### GIVEN TASK
Please transcribe all of the data below line for line, keeping every word, number, and mark the same.

### SUPPLIED MATERIAL
>> Start

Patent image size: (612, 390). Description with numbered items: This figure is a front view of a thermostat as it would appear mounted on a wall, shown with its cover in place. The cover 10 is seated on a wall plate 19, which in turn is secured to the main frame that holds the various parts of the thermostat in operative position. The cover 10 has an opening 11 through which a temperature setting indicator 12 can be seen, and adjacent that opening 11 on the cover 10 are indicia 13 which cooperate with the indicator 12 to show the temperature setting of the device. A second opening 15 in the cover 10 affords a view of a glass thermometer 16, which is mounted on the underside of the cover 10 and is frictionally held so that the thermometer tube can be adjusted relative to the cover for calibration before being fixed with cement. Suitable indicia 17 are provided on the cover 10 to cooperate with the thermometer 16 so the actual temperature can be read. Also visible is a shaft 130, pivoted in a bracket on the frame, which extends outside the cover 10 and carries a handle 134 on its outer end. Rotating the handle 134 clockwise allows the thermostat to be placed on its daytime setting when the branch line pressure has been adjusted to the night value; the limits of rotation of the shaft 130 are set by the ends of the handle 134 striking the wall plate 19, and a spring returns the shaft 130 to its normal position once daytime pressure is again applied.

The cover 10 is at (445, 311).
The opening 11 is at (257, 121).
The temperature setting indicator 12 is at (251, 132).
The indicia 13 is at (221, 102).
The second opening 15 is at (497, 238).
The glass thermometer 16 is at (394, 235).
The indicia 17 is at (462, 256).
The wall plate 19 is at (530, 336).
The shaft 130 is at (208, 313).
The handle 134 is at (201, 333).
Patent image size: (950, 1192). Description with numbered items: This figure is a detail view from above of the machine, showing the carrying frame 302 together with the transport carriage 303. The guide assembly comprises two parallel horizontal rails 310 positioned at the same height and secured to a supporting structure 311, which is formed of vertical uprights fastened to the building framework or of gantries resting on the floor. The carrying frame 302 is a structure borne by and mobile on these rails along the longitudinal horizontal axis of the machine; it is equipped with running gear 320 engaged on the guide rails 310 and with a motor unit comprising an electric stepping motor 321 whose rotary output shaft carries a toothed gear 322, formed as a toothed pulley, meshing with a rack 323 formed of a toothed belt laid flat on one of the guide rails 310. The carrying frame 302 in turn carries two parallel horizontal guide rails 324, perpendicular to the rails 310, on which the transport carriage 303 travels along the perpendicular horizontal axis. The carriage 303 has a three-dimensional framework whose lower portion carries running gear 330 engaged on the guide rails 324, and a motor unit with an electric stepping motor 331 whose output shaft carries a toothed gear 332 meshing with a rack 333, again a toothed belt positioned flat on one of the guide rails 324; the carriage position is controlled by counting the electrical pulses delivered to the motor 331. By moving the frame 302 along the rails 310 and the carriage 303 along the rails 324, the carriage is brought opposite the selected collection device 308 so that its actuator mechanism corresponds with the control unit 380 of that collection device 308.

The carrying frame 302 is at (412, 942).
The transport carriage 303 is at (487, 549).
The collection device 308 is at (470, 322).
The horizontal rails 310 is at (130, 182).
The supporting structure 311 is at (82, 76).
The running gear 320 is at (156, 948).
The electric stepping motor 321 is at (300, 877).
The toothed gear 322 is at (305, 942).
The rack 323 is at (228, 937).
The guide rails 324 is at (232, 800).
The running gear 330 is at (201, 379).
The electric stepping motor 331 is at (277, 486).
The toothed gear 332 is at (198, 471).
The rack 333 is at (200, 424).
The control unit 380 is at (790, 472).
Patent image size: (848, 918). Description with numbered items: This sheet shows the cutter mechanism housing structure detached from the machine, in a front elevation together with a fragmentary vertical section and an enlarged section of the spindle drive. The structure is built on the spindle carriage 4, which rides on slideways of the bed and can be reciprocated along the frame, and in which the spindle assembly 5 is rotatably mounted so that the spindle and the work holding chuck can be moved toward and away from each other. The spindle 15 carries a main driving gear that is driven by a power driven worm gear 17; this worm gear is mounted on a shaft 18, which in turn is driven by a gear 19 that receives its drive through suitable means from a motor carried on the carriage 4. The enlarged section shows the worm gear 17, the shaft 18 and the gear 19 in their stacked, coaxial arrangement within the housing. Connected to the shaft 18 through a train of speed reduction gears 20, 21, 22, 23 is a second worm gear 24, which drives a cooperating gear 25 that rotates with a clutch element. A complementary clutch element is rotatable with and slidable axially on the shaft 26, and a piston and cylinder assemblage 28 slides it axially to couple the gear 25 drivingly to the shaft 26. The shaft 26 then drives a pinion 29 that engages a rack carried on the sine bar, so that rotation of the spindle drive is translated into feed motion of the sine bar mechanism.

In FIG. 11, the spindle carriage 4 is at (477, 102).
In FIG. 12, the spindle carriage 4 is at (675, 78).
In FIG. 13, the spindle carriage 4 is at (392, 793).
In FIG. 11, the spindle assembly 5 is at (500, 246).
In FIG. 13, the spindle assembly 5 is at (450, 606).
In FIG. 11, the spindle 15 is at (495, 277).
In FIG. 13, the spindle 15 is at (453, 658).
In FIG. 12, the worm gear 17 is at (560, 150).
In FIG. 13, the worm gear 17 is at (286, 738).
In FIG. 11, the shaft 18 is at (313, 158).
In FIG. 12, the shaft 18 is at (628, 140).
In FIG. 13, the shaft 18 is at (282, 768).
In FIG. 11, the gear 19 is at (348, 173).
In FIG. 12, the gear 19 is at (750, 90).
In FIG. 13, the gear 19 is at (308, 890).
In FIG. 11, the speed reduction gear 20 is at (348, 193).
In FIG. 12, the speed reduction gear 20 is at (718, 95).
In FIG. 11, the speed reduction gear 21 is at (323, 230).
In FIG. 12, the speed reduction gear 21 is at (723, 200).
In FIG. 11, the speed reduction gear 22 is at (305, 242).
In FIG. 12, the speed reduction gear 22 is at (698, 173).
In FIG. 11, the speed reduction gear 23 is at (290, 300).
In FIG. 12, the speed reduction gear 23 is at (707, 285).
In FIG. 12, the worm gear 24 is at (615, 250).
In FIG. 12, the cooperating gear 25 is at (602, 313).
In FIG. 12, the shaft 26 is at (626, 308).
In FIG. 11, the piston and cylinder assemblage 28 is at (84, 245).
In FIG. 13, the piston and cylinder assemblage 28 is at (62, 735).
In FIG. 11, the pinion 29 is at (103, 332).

>> End

### ANSWER FOR THE TASK
Patent image size: (612, 390). Description with numbered items: This figure is a front view of a thermostat as it would appear mounted on a wall, shown with its cover in place. The cover 10 is seated on a wall plate 19, which in turn is secured to the main frame that holds the various parts of the thermostat in operative position. The cover 10 has an opening 11 through which a temperature setting indicator 12 can be seen, and adjacent that opening 11 on the cover 10 are indicia 13 which cooperate with the indicator 12 to show the temperature setting of the device. A second opening 15 in the cover 10 affords a view of a glass thermometer 16, which is mounted on the underside of the cover 10 and is frictionally held so that the thermometer tube can be adjusted relative to the cover for calibration before being fixed with cement. Suitable indicia 17 are provided on the cover 10 to cooperate with the thermometer 16 so the actual temperature can be read. Also visible is a shaft 130, pivoted in a bracket on the frame, which extends outside the cover 10 and carries a handle 134 on its outer end. Rotating the handle 134 clockwise allows the thermostat to be placed on its daytime setting when the branch line pressure has been adjusted to the night value; the limits of rotation of the shaft 130 are set by the ends of the handle 134 striking the wall plate 19, and a spring returns the shaft 130 to its normal position once daytime pressure is again applied.

The cover 10 is at (445, 311).
The opening 11 is at (257, 121).
The temperature setting indicator 12 is at (251, 132).
The indicia 13 is at (221, 102).
The second opening 15 is at (497, 238).
The glass thermometer 16 is at (394, 235).
The indicia 17 is at (462, 256).
The wall plate 19 is at (530, 336).
The shaft 130 is at (208, 313).
The handle 134 is at (201, 333).
Patent image size: (950, 1192). Description with numbered items: This figure is a detail view from above of the machine, showing the carrying frame 302 together with the transport carriage 303. The guide assembly comprises two parallel horizontal rails 310 positioned at the same height and secured to a supporting structure 311, which is formed of vertical uprights fastened to the building framework or of gantries resting on the floor. The carrying frame 302 is a structure borne by and mobile on these rails along the longitudinal horizontal axis of the machine; it is equipped with running gear 320 engaged on the guide rails 310 and with a motor unit comprising an electric stepping motor 321 whose rotary output shaft carries a toothed gear 322, formed as a toothed pulley, meshing with a rack 323 formed of a toothed belt laid flat on one of the guide rails 310. The carrying frame 302 in turn carries two parallel horizontal guide rails 324, perpendicular to the rails 310, on which the transport carriage 303 travels along the perpendicular horizontal axis. The carriage 303 has a three-dimensional framework whose lower portion carries running gear 330 engaged on the guide rails 324, and a motor unit with an electric stepping motor 331 whose output shaft carries a toothed gear 332 meshing with a rack 333, again a toothed belt positioned flat on one of the guide rails 324; the carriage position is controlled by counting the electrical pulses delivered to the motor 331. By moving the frame 302 along the rails 310 and the carriage 303 along the rails 324, the carriage is brought opposite the selected collection device 308 so that its actuator mechanism corresponds with the control unit 380 of that collection device 308.

The carrying frame 302 is at (412, 942).
The transport carriage 303 is at (487, 549).
The collection device 308 is at (470, 322).
The horizontal rails 310 is at (130, 182).
The supporting structure 311 is at (82, 76).
The running gear 320 is at (156, 948).
The electric stepping motor 321 is at (300, 877).
The toothed gear 322 is at (305, 942).
The rack 323 is at (228, 937).
The guide rails 324 is at (232, 800).
The running gear 330 is at (201, 379).
The electric stepping motor 331 is at (277, 486).
The toothed gear 332 is at (198, 471).
The rack 333 is at (200, 424).
The control unit 380 is at (790, 472).
Patent image size: (848, 918). Description with numbered items: This sheet shows the cutter mechanism housing structure detached from the machine, in a front elevation together with a fragmentary vertical section and an enlarged section of the spindle drive. The structure is built on the spindle carriage 4, which rides on slideways of the bed and can be reciprocated along the frame, and in which the spindle assembly 5 is rotatably mounted so that the spindle and the work holding chuck can be moved toward and away from each other. The spindle 15 carries a main driving gear that is driven by a power driven worm gear 17; this worm gear is mounted on a shaft 18, which in turn is driven by a gear 19 that receives its drive through suitable means from a motor carried on the carriage 4. The enlarged section shows the worm gear 17, the shaft 18 and the gear 19 in their stacked, coaxial arrangement within the housing. Connected to the shaft 18 through a train of speed reduction gears 20, 21, 22, 23 is a second worm gear 24, which drives a cooperating gear 25 that rotates with a clutch element. A complementary clutch element is rotatable with and slidable axially on the shaft 26, and a piston and cylinder assemblage 28 slides it axially to couple the gear 25 drivingly to the shaft 26. The shaft 26 then drives a pinion 29 that engages a rack carried on the sine bar, so that rotation of the spindle drive is translated into feed motion of the sine bar mechanism.

In FIG. 11, the spindle carriage 4 is at (477, 102).
In FIG. 12, the spindle carriage 4 is at (675, 78).
In FIG. 13, the spindle carriage 4 is at (392, 793).
In FIG. 11, the spindle assembly 5 is at (500, 246).
In FIG. 13, the spindle assembly 5 is at (450, 606).
In FIG. 11, the spindle 15 is at (495, 277).
In FIG. 13, the spindle 15 is at (453, 658).
In FIG. 12, the worm gear 17 is at (560, 150).
In FIG. 13, the worm gear 17 is at (286, 738).
In FIG. 11, the shaft 18 is at (313, 158).
In FIG. 12, the shaft 18 is at (628, 140).
In FIG. 13, the shaft 18 is at (282, 768).
In FIG. 11, the gear 19 is at (348, 173).
In FIG. 12, the gear 19 is at (750, 90).
In FIG. 13, the gear 19 is at (308, 890).
In FIG. 11, the speed reduction gear 20 is at (348, 193).
In FIG. 12, the speed reduction gear 20 is at (718, 95).
In FIG. 11, the speed reduction gear 21 is at (323, 230).
In FIG. 12, the speed reduction gear 21 is at (723, 200).
In FIG. 11, the speed reduction gear 22 is at (305, 242).
In FIG. 12, the speed reduction gear 22 is at (698, 173).
In FIG. 11, the speed reduction gear 23 is at (290, 300).
In FIG. 12, the speed reduction gear 23 is at (707, 285).
In FIG. 12, the worm gear 24 is at (615, 250).
In FIG. 12, the cooperating gear 25 is at (602, 313).
In FIG. 12, the shaft 26 is at (626, 308).
In FIG. 11, the piston and cylinder assemblage 28 is at (84, 245).
In FIG. 13, the piston and cylinder assemblage 28 is at (62, 735).
In FIG. 11, the pinion 29 is at (103, 332).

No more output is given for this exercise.